### Given instruction
Write the data below out exactly as it stands. Do not include the pictures.
___
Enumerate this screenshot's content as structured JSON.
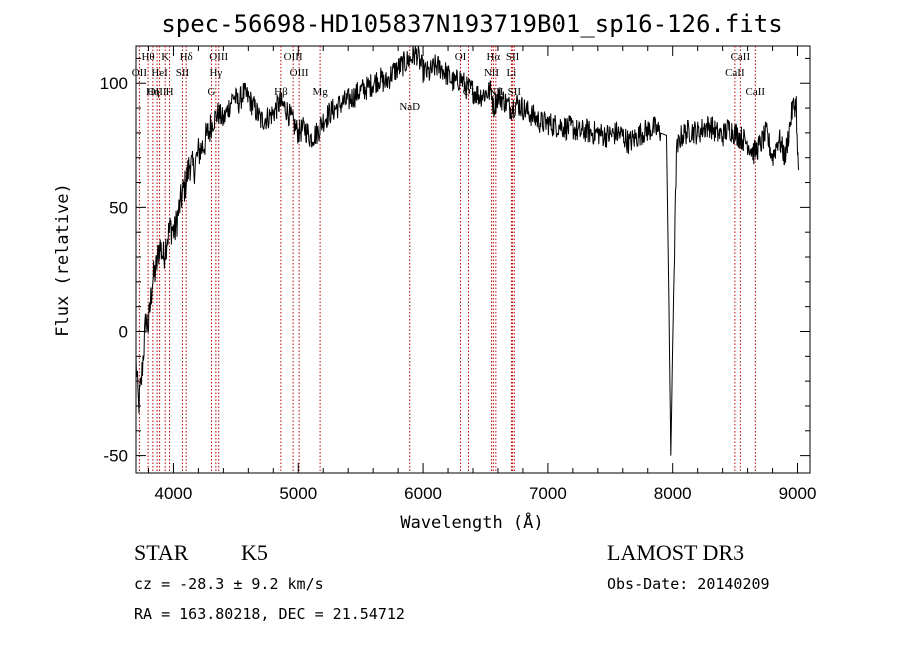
{
  "chart_data": {
    "type": "line",
    "title": "spec-56698-HD105837N193719B01_sp16-126.fits",
    "xlabel": "Wavelength (Å)",
    "ylabel": "Flux (relative)",
    "xlim": [
      3700,
      9100
    ],
    "ylim": [
      -57,
      115
    ],
    "xticks": [
      4000,
      5000,
      6000,
      7000,
      8000,
      9000
    ],
    "yticks": [
      -50,
      0,
      50,
      100
    ],
    "series": [
      {
        "name": "flux",
        "x": [
          3700,
          3720,
          3740,
          3760,
          3780,
          3800,
          3830,
          3860,
          3890,
          3920,
          3950,
          3980,
          4010,
          4040,
          4070,
          4100,
          4130,
          4160,
          4200,
          4240,
          4280,
          4320,
          4360,
          4400,
          4440,
          4480,
          4520,
          4560,
          4600,
          4650,
          4700,
          4750,
          4800,
          4850,
          4900,
          4950,
          5000,
          5050,
          5100,
          5150,
          5200,
          5250,
          5300,
          5350,
          5400,
          5450,
          5500,
          5550,
          5600,
          5650,
          5700,
          5750,
          5800,
          5850,
          5900,
          5950,
          6000,
          6050,
          6100,
          6150,
          6200,
          6250,
          6300,
          6350,
          6400,
          6450,
          6500,
          6550,
          6563,
          6600,
          6650,
          6700,
          6750,
          6800,
          6850,
          6900,
          6950,
          7000,
          7050,
          7100,
          7150,
          7200,
          7250,
          7300,
          7350,
          7400,
          7450,
          7500,
          7550,
          7600,
          7650,
          7700,
          7750,
          7800,
          7850,
          7900,
          7950,
          7970,
          7985,
          8000,
          8030,
          8060,
          8100,
          8150,
          8200,
          8250,
          8300,
          8350,
          8400,
          8450,
          8500,
          8550,
          8600,
          8650,
          8700,
          8750,
          8800,
          8850,
          8900,
          8930,
          8960,
          8990,
          9000,
          9010
        ],
        "values": [
          -12,
          -30,
          -22,
          -8,
          5,
          2,
          20,
          25,
          35,
          30,
          38,
          42,
          40,
          48,
          55,
          60,
          68,
          65,
          72,
          75,
          80,
          85,
          88,
          85,
          90,
          95,
          92,
          96,
          94,
          90,
          85,
          86,
          88,
          92,
          90,
          85,
          80,
          82,
          78,
          80,
          85,
          88,
          90,
          92,
          93,
          95,
          97,
          98,
          100,
          102,
          100,
          104,
          106,
          108,
          110,
          112,
          105,
          104,
          107,
          106,
          103,
          100,
          102,
          98,
          97,
          95,
          96,
          97,
          90,
          95,
          93,
          90,
          92,
          90,
          88,
          86,
          84,
          84,
          83,
          83,
          82,
          82,
          80,
          81,
          80,
          80,
          79,
          79,
          80,
          79,
          76,
          78,
          80,
          81,
          82,
          80,
          79,
          10,
          -50,
          -5,
          72,
          78,
          80,
          81,
          80,
          82,
          83,
          80,
          79,
          82,
          80,
          78,
          76,
          72,
          75,
          80,
          70,
          78,
          70,
          80,
          90,
          92,
          70,
          65
        ]
      }
    ],
    "emission_lines": [
      {
        "label": "Hθ",
        "wl": 3797,
        "row": 0
      },
      {
        "label": "OII",
        "wl": 3727,
        "row": 1
      },
      {
        "label": "OIII",
        "wl": 3869,
        "row": 2
      },
      {
        "label": "K",
        "wl": 3934,
        "row": 0
      },
      {
        "label": "HeI",
        "wl": 3889,
        "row": 1
      },
      {
        "label": "Hη",
        "wl": 3835,
        "row": 2
      },
      {
        "label": "H",
        "wl": 3969,
        "row": 2
      },
      {
        "label": "Hδ",
        "wl": 4102,
        "row": 0
      },
      {
        "label": "SII",
        "wl": 4072,
        "row": 1
      },
      {
        "label": "OIII",
        "wl": 4363,
        "row": 0
      },
      {
        "label": "Hγ",
        "wl": 4340,
        "row": 1
      },
      {
        "label": "G",
        "wl": 4305,
        "row": 2
      },
      {
        "label": "Hβ",
        "wl": 4861,
        "row": 2
      },
      {
        "label": "OIII",
        "wl": 4959,
        "row": 0
      },
      {
        "label": "OIII",
        "wl": 5007,
        "row": 1
      },
      {
        "label": "Mg",
        "wl": 5175,
        "row": 2
      },
      {
        "label": "NaD",
        "wl": 5893,
        "row": 3
      },
      {
        "label": "OI",
        "wl": 6300,
        "row": 0
      },
      {
        "label": "OI",
        "wl": 6364,
        "row": 2
      },
      {
        "label": "Hα",
        "wl": 6563,
        "row": 0
      },
      {
        "label": "NII",
        "wl": 6548,
        "row": 1
      },
      {
        "label": "NII",
        "wl": 6583,
        "row": 2
      },
      {
        "label": "SII",
        "wl": 6717,
        "row": 0
      },
      {
        "label": "Li",
        "wl": 6708,
        "row": 1
      },
      {
        "label": "SII",
        "wl": 6731,
        "row": 2
      },
      {
        "label": "CaII",
        "wl": 8542,
        "row": 0
      },
      {
        "label": "CaII",
        "wl": 8498,
        "row": 1
      },
      {
        "label": "CaII",
        "wl": 8662,
        "row": 2
      }
    ]
  },
  "info": {
    "object_class": "STAR",
    "subclass": "K5",
    "survey": "LAMOST DR3",
    "cz": "cz = -28.3 ± 9.2 km/s",
    "obs_date": "Obs-Date: 20140209",
    "coords": "RA = 163.80218, DEC =  21.54712"
  }
}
___
### Exercise answer
Enumerate this screenshot's content as structured JSON.
{
  "chart_data": {
    "type": "line",
    "title": "spec-56698-HD105837N193719B01_sp16-126.fits",
    "xlabel": "Wavelength (Å)",
    "ylabel": "Flux (relative)",
    "xlim": [
      3700,
      9100
    ],
    "ylim": [
      -57,
      115
    ],
    "xticks": [
      4000,
      5000,
      6000,
      7000,
      8000,
      9000
    ],
    "yticks": [
      -50,
      0,
      50,
      100
    ],
    "series": [
      {
        "name": "flux",
        "x": [
          3700,
          3720,
          3740,
          3760,
          3780,
          3800,
          3830,
          3860,
          3890,
          3920,
          3950,
          3980,
          4010,
          4040,
          4070,
          4100,
          4130,
          4160,
          4200,
          4240,
          4280,
          4320,
          4360,
          4400,
          4440,
          4480,
          4520,
          4560,
          4600,
          4650,
          4700,
          4750,
          4800,
          4850,
          4900,
          4950,
          5000,
          5050,
          5100,
          5150,
          5200,
          5250,
          5300,
          5350,
          5400,
          5450,
          5500,
          5550,
          5600,
          5650,
          5700,
          5750,
          5800,
          5850,
          5900,
          5950,
          6000,
          6050,
          6100,
          6150,
          6200,
          6250,
          6300,
          6350,
          6400,
          6450,
          6500,
          6550,
          6563,
          6600,
          6650,
          6700,
          6750,
          6800,
          6850,
          6900,
          6950,
          7000,
          7050,
          7100,
          7150,
          7200,
          7250,
          7300,
          7350,
          7400,
          7450,
          7500,
          7550,
          7600,
          7650,
          7700,
          7750,
          7800,
          7850,
          7900,
          7950,
          7970,
          7985,
          8000,
          8030,
          8060,
          8100,
          8150,
          8200,
          8250,
          8300,
          8350,
          8400,
          8450,
          8500,
          8550,
          8600,
          8650,
          8700,
          8750,
          8800,
          8850,
          8900,
          8930,
          8960,
          8990,
          9000,
          9010
        ],
        "values": [
          -12,
          -30,
          -22,
          -8,
          5,
          2,
          20,
          25,
          35,
          30,
          38,
          42,
          40,
          48,
          55,
          60,
          68,
          65,
          72,
          75,
          80,
          85,
          88,
          85,
          90,
          95,
          92,
          96,
          94,
          90,
          85,
          86,
          88,
          92,
          90,
          85,
          80,
          82,
          78,
          80,
          85,
          88,
          90,
          92,
          93,
          95,
          97,
          98,
          100,
          102,
          100,
          104,
          106,
          108,
          110,
          112,
          105,
          104,
          107,
          106,
          103,
          100,
          102,
          98,
          97,
          95,
          96,
          97,
          90,
          95,
          93,
          90,
          92,
          90,
          88,
          86,
          84,
          84,
          83,
          83,
          82,
          82,
          80,
          81,
          80,
          80,
          79,
          79,
          80,
          79,
          76,
          78,
          80,
          81,
          82,
          80,
          79,
          10,
          -50,
          -5,
          72,
          78,
          80,
          81,
          80,
          82,
          83,
          80,
          79,
          82,
          80,
          78,
          76,
          72,
          75,
          80,
          70,
          78,
          70,
          80,
          90,
          92,
          70,
          65
        ]
      }
    ],
    "emission_lines": [
      {
        "label": "Hθ",
        "wl": 3797,
        "row": 0
      },
      {
        "label": "OII",
        "wl": 3727,
        "row": 1
      },
      {
        "label": "OIII",
        "wl": 3869,
        "row": 2
      },
      {
        "label": "K",
        "wl": 3934,
        "row": 0
      },
      {
        "label": "HeI",
        "wl": 3889,
        "row": 1
      },
      {
        "label": "Hη",
        "wl": 3835,
        "row": 2
      },
      {
        "label": "H",
        "wl": 3969,
        "row": 2
      },
      {
        "label": "Hδ",
        "wl": 4102,
        "row": 0
      },
      {
        "label": "SII",
        "wl": 4072,
        "row": 1
      },
      {
        "label": "OIII",
        "wl": 4363,
        "row": 0
      },
      {
        "label": "Hγ",
        "wl": 4340,
        "row": 1
      },
      {
        "label": "G",
        "wl": 4305,
        "row": 2
      },
      {
        "label": "Hβ",
        "wl": 4861,
        "row": 2
      },
      {
        "label": "OIII",
        "wl": 4959,
        "row": 0
      },
      {
        "label": "OIII",
        "wl": 5007,
        "row": 1
      },
      {
        "label": "Mg",
        "wl": 5175,
        "row": 2
      },
      {
        "label": "NaD",
        "wl": 5893,
        "row": 3
      },
      {
        "label": "OI",
        "wl": 6300,
        "row": 0
      },
      {
        "label": "OI",
        "wl": 6364,
        "row": 2
      },
      {
        "label": "Hα",
        "wl": 6563,
        "row": 0
      },
      {
        "label": "NII",
        "wl": 6548,
        "row": 1
      },
      {
        "label": "NII",
        "wl": 6583,
        "row": 2
      },
      {
        "label": "SII",
        "wl": 6717,
        "row": 0
      },
      {
        "label": "Li",
        "wl": 6708,
        "row": 1
      },
      {
        "label": "SII",
        "wl": 6731,
        "row": 2
      },
      {
        "label": "CaII",
        "wl": 8542,
        "row": 0
      },
      {
        "label": "CaII",
        "wl": 8498,
        "row": 1
      },
      {
        "label": "CaII",
        "wl": 8662,
        "row": 2
      }
    ]
  },
  "info": {
    "object_class": "STAR",
    "subclass": "K5",
    "survey": "LAMOST DR3",
    "cz": "cz = -28.3 ± 9.2 km/s",
    "obs_date": "Obs-Date: 20140209",
    "coords": "RA = 163.80218, DEC =  21.54712"
  }
}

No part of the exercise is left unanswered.